▸ **Raw records**
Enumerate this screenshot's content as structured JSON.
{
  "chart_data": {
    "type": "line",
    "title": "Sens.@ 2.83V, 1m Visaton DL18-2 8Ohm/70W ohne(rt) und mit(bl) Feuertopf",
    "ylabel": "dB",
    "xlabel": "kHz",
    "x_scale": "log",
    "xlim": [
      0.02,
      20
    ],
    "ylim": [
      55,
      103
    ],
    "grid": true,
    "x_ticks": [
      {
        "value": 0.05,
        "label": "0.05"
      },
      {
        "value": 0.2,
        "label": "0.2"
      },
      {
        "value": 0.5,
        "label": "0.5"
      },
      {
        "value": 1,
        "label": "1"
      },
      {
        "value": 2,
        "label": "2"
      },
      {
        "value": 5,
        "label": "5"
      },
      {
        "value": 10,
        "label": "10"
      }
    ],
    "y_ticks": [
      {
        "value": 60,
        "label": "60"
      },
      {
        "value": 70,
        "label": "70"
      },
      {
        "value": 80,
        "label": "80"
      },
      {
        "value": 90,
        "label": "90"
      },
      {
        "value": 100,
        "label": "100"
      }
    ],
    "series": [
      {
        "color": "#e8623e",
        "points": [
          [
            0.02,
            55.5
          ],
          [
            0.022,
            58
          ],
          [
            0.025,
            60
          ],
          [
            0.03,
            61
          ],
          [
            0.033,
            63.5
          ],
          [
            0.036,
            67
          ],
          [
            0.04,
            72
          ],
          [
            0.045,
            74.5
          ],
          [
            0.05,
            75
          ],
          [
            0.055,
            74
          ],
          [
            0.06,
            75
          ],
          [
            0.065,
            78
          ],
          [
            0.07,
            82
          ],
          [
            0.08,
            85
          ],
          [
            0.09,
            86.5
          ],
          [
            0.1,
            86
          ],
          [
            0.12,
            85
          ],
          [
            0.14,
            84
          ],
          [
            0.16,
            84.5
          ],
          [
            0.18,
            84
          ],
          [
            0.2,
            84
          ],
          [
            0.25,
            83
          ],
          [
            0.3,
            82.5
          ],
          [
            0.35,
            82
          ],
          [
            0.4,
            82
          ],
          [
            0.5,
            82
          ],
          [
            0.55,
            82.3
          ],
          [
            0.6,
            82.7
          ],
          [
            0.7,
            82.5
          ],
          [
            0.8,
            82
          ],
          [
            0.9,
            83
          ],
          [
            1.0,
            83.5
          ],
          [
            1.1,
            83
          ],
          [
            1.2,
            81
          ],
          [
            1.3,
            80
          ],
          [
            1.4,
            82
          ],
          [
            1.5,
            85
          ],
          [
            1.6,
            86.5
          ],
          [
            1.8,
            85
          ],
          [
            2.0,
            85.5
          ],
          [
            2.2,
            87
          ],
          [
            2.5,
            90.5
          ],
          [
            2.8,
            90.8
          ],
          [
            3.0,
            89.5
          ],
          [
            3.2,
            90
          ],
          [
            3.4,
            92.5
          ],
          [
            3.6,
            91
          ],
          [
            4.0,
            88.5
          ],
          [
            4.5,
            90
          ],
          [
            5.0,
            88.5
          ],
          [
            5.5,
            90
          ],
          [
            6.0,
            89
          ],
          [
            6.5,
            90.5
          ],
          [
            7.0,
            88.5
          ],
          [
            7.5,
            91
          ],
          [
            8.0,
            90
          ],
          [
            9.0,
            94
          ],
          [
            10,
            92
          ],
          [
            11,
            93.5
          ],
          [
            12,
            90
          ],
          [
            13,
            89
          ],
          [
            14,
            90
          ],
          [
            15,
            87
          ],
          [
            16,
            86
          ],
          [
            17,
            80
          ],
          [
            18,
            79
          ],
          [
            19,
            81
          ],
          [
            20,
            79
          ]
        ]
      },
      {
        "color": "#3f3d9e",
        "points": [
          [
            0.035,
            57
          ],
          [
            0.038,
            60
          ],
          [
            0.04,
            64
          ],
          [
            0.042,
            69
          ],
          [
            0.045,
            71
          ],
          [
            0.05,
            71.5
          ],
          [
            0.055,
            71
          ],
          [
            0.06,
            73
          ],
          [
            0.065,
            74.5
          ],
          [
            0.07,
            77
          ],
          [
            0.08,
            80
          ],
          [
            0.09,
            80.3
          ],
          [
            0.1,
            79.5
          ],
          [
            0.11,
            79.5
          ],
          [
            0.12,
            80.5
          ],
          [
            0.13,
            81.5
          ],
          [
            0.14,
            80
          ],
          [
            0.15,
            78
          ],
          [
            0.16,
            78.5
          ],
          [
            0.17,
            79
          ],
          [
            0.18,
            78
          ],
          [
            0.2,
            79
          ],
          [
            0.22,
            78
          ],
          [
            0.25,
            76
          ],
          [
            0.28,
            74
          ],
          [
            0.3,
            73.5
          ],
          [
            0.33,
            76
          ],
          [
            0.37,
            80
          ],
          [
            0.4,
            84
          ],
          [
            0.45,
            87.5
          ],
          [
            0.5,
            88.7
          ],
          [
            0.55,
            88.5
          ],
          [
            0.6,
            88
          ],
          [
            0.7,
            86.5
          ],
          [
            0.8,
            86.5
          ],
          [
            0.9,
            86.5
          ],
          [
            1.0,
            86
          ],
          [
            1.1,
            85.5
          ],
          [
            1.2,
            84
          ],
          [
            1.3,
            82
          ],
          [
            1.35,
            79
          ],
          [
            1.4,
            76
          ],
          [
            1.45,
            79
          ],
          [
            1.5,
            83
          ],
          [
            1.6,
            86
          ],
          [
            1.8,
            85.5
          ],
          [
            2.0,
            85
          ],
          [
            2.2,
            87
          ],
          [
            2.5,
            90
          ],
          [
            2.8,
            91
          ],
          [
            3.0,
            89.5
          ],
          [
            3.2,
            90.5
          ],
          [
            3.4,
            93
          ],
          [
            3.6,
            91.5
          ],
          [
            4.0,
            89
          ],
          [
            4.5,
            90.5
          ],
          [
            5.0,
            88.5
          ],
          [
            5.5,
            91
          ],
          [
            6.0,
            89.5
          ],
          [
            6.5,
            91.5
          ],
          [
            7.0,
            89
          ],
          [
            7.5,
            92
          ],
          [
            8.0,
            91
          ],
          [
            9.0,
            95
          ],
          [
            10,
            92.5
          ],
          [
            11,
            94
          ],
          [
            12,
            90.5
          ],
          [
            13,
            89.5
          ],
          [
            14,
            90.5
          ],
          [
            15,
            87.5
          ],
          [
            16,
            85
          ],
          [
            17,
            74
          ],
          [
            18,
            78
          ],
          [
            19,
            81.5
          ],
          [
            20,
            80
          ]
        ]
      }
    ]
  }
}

▸ **Exercise requirements**
Faithfully reproduce all of the records, character for character.

▸ **Response**
Enumerate this screenshot's content as structured JSON.
{
  "chart_data": {
    "type": "line",
    "title": "Sens.@ 2.83V, 1m Visaton DL18-2 8Ohm/70W ohne(rt) und mit(bl) Feuertopf",
    "ylabel": "dB",
    "xlabel": "kHz",
    "x_scale": "log",
    "xlim": [
      0.02,
      20
    ],
    "ylim": [
      55,
      103
    ],
    "grid": true,
    "x_ticks": [
      {
        "value": 0.05,
        "label": "0.05"
      },
      {
        "value": 0.2,
        "label": "0.2"
      },
      {
        "value": 0.5,
        "label": "0.5"
      },
      {
        "value": 1,
        "label": "1"
      },
      {
        "value": 2,
        "label": "2"
      },
      {
        "value": 5,
        "label": "5"
      },
      {
        "value": 10,
        "label": "10"
      }
    ],
    "y_ticks": [
      {
        "value": 60,
        "label": "60"
      },
      {
        "value": 70,
        "label": "70"
      },
      {
        "value": 80,
        "label": "80"
      },
      {
        "value": 90,
        "label": "90"
      },
      {
        "value": 100,
        "label": "100"
      }
    ],
    "series": [
      {
        "color": "#e8623e",
        "points": [
          [
            0.02,
            55.5
          ],
          [
            0.022,
            58
          ],
          [
            0.025,
            60
          ],
          [
            0.03,
            61
          ],
          [
            0.033,
            63.5
          ],
          [
            0.036,
            67
          ],
          [
            0.04,
            72
          ],
          [
            0.045,
            74.5
          ],
          [
            0.05,
            75
          ],
          [
            0.055,
            74
          ],
          [
            0.06,
            75
          ],
          [
            0.065,
            78
          ],
          [
            0.07,
            82
          ],
          [
            0.08,
            85
          ],
          [
            0.09,
            86.5
          ],
          [
            0.1,
            86
          ],
          [
            0.12,
            85
          ],
          [
            0.14,
            84
          ],
          [
            0.16,
            84.5
          ],
          [
            0.18,
            84
          ],
          [
            0.2,
            84
          ],
          [
            0.25,
            83
          ],
          [
            0.3,
            82.5
          ],
          [
            0.35,
            82
          ],
          [
            0.4,
            82
          ],
          [
            0.5,
            82
          ],
          [
            0.55,
            82.3
          ],
          [
            0.6,
            82.7
          ],
          [
            0.7,
            82.5
          ],
          [
            0.8,
            82
          ],
          [
            0.9,
            83
          ],
          [
            1.0,
            83.5
          ],
          [
            1.1,
            83
          ],
          [
            1.2,
            81
          ],
          [
            1.3,
            80
          ],
          [
            1.4,
            82
          ],
          [
            1.5,
            85
          ],
          [
            1.6,
            86.5
          ],
          [
            1.8,
            85
          ],
          [
            2.0,
            85.5
          ],
          [
            2.2,
            87
          ],
          [
            2.5,
            90.5
          ],
          [
            2.8,
            90.8
          ],
          [
            3.0,
            89.5
          ],
          [
            3.2,
            90
          ],
          [
            3.4,
            92.5
          ],
          [
            3.6,
            91
          ],
          [
            4.0,
            88.5
          ],
          [
            4.5,
            90
          ],
          [
            5.0,
            88.5
          ],
          [
            5.5,
            90
          ],
          [
            6.0,
            89
          ],
          [
            6.5,
            90.5
          ],
          [
            7.0,
            88.5
          ],
          [
            7.5,
            91
          ],
          [
            8.0,
            90
          ],
          [
            9.0,
            94
          ],
          [
            10,
            92
          ],
          [
            11,
            93.5
          ],
          [
            12,
            90
          ],
          [
            13,
            89
          ],
          [
            14,
            90
          ],
          [
            15,
            87
          ],
          [
            16,
            86
          ],
          [
            17,
            80
          ],
          [
            18,
            79
          ],
          [
            19,
            81
          ],
          [
            20,
            79
          ]
        ]
      },
      {
        "color": "#3f3d9e",
        "points": [
          [
            0.035,
            57
          ],
          [
            0.038,
            60
          ],
          [
            0.04,
            64
          ],
          [
            0.042,
            69
          ],
          [
            0.045,
            71
          ],
          [
            0.05,
            71.5
          ],
          [
            0.055,
            71
          ],
          [
            0.06,
            73
          ],
          [
            0.065,
            74.5
          ],
          [
            0.07,
            77
          ],
          [
            0.08,
            80
          ],
          [
            0.09,
            80.3
          ],
          [
            0.1,
            79.5
          ],
          [
            0.11,
            79.5
          ],
          [
            0.12,
            80.5
          ],
          [
            0.13,
            81.5
          ],
          [
            0.14,
            80
          ],
          [
            0.15,
            78
          ],
          [
            0.16,
            78.5
          ],
          [
            0.17,
            79
          ],
          [
            0.18,
            78
          ],
          [
            0.2,
            79
          ],
          [
            0.22,
            78
          ],
          [
            0.25,
            76
          ],
          [
            0.28,
            74
          ],
          [
            0.3,
            73.5
          ],
          [
            0.33,
            76
          ],
          [
            0.37,
            80
          ],
          [
            0.4,
            84
          ],
          [
            0.45,
            87.5
          ],
          [
            0.5,
            88.7
          ],
          [
            0.55,
            88.5
          ],
          [
            0.6,
            88
          ],
          [
            0.7,
            86.5
          ],
          [
            0.8,
            86.5
          ],
          [
            0.9,
            86.5
          ],
          [
            1.0,
            86
          ],
          [
            1.1,
            85.5
          ],
          [
            1.2,
            84
          ],
          [
            1.3,
            82
          ],
          [
            1.35,
            79
          ],
          [
            1.4,
            76
          ],
          [
            1.45,
            79
          ],
          [
            1.5,
            83
          ],
          [
            1.6,
            86
          ],
          [
            1.8,
            85.5
          ],
          [
            2.0,
            85
          ],
          [
            2.2,
            87
          ],
          [
            2.5,
            90
          ],
          [
            2.8,
            91
          ],
          [
            3.0,
            89.5
          ],
          [
            3.2,
            90.5
          ],
          [
            3.4,
            93
          ],
          [
            3.6,
            91.5
          ],
          [
            4.0,
            89
          ],
          [
            4.5,
            90.5
          ],
          [
            5.0,
            88.5
          ],
          [
            5.5,
            91
          ],
          [
            6.0,
            89.5
          ],
          [
            6.5,
            91.5
          ],
          [
            7.0,
            89
          ],
          [
            7.5,
            92
          ],
          [
            8.0,
            91
          ],
          [
            9.0,
            95
          ],
          [
            10,
            92.5
          ],
          [
            11,
            94
          ],
          [
            12,
            90.5
          ],
          [
            13,
            89.5
          ],
          [
            14,
            90.5
          ],
          [
            15,
            87.5
          ],
          [
            16,
            85
          ],
          [
            17,
            74
          ],
          [
            18,
            78
          ],
          [
            19,
            81.5
          ],
          [
            20,
            80
          ]
        ]
      }
    ]
  }
}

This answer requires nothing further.